§ PROVIDED RECORDS:
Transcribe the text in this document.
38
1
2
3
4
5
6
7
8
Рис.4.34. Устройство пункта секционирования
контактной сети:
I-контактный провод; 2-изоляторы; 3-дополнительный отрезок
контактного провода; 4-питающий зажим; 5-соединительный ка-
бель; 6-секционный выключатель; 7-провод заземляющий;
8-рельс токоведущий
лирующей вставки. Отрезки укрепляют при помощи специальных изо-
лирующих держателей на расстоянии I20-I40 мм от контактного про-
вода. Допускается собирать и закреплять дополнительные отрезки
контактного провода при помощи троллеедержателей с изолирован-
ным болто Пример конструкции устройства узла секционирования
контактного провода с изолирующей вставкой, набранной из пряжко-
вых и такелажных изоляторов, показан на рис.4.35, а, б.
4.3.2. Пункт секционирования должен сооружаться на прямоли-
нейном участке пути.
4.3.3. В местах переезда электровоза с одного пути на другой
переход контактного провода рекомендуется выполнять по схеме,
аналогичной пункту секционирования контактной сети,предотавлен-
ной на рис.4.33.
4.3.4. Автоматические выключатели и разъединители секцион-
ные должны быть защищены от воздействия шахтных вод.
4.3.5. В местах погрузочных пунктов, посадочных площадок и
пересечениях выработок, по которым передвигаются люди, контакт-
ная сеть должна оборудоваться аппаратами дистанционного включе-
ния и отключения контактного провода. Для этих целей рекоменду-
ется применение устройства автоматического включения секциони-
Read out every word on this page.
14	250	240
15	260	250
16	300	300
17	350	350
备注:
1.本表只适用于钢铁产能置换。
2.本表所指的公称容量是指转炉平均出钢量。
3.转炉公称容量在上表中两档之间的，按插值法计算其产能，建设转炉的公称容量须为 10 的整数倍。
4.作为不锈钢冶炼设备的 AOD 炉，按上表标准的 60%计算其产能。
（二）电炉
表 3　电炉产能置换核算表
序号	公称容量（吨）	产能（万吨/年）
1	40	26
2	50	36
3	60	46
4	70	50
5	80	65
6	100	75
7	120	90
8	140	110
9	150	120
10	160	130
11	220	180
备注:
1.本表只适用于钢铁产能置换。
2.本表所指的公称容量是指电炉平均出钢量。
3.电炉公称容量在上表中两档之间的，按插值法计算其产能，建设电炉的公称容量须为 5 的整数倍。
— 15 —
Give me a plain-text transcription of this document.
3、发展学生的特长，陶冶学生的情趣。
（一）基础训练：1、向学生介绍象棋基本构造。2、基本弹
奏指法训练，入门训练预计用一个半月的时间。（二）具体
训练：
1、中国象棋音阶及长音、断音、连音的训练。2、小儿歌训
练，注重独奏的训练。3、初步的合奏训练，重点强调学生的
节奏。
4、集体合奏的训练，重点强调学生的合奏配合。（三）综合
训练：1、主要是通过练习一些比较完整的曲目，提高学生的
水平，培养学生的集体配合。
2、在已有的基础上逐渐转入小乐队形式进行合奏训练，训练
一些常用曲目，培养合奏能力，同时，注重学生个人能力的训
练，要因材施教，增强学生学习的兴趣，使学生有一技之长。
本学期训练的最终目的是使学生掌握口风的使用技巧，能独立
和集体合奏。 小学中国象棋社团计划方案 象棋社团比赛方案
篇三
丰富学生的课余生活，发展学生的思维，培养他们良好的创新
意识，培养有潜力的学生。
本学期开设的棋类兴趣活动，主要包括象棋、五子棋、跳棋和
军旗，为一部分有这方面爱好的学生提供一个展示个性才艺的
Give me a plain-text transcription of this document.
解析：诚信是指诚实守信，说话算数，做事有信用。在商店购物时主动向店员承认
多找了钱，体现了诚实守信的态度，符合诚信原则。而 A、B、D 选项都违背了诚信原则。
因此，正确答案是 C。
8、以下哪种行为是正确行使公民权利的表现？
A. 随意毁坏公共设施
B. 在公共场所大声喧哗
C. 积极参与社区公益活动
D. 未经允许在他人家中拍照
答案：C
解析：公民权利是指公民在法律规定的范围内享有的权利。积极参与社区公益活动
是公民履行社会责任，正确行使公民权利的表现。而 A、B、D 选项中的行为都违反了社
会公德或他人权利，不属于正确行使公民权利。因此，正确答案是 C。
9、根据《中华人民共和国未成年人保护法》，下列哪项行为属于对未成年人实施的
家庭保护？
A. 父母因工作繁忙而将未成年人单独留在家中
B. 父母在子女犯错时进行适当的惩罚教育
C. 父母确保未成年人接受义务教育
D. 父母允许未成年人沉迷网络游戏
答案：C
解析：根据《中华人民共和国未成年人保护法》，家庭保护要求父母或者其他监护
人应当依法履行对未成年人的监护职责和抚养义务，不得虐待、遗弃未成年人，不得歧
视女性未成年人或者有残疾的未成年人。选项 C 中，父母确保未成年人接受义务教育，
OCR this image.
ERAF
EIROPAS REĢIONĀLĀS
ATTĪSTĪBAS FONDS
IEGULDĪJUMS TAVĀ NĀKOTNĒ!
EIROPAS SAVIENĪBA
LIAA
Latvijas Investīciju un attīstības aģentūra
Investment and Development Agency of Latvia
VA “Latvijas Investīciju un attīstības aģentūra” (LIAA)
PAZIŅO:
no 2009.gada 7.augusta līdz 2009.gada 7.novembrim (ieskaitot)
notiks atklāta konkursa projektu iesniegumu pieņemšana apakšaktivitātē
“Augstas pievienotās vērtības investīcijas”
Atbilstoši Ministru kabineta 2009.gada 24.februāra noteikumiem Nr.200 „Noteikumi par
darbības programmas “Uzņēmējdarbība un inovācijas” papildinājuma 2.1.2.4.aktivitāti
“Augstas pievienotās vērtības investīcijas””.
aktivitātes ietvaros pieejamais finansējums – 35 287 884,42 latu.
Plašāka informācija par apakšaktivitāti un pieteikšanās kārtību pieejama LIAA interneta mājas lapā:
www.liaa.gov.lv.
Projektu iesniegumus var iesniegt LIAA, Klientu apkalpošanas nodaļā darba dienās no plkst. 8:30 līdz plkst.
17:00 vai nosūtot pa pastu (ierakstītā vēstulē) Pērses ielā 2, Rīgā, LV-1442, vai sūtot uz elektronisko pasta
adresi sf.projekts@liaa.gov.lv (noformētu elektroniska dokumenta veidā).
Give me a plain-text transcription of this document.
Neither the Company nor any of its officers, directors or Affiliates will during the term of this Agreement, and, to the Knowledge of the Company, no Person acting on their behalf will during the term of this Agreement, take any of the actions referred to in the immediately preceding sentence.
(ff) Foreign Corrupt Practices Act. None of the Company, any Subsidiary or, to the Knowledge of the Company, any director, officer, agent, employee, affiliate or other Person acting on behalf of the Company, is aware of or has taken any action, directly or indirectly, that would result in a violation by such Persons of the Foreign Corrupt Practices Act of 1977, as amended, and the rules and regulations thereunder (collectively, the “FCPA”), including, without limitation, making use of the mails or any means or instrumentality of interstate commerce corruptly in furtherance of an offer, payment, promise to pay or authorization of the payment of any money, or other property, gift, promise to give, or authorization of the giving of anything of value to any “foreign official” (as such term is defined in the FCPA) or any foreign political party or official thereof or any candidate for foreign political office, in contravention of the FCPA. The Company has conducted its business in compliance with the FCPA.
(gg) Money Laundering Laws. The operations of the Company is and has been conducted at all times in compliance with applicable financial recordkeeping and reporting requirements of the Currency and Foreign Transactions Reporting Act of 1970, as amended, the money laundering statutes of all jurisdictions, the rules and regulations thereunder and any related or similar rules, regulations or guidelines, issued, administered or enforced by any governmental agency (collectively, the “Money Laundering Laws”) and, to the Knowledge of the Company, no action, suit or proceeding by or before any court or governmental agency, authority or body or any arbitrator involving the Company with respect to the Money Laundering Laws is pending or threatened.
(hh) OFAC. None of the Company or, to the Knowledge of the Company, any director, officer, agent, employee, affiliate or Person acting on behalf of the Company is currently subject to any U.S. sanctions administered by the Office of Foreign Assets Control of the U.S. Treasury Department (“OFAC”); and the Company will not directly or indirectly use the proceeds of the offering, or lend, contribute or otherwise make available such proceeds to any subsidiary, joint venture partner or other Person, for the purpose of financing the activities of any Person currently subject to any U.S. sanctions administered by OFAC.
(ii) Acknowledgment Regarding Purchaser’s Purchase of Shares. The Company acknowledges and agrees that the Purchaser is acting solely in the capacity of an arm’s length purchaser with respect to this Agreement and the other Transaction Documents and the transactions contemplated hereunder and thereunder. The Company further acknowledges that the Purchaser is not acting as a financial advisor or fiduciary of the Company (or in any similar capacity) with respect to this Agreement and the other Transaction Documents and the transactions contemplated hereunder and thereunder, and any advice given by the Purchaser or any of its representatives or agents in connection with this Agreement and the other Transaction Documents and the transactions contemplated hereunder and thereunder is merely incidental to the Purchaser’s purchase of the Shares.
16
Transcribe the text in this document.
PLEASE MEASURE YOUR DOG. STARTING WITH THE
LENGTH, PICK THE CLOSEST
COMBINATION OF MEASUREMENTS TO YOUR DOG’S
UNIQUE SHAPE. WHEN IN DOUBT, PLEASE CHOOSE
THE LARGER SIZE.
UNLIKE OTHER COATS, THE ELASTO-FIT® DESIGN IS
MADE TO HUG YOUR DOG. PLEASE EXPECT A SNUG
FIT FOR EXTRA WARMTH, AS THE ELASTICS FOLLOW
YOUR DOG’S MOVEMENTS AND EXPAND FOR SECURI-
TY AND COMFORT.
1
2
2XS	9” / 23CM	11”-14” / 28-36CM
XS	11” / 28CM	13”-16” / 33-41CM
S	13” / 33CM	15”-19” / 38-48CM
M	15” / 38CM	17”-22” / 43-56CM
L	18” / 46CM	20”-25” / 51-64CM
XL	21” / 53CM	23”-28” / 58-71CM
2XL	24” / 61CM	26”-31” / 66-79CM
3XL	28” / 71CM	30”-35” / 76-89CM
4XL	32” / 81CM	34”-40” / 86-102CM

§ EXERCISE GOAL: Select every line in the records above that contains the word "сети".

§ FINAL RESULT:
контактной сети:
аналогичной пункту секционирования контактной сети,предотавлен-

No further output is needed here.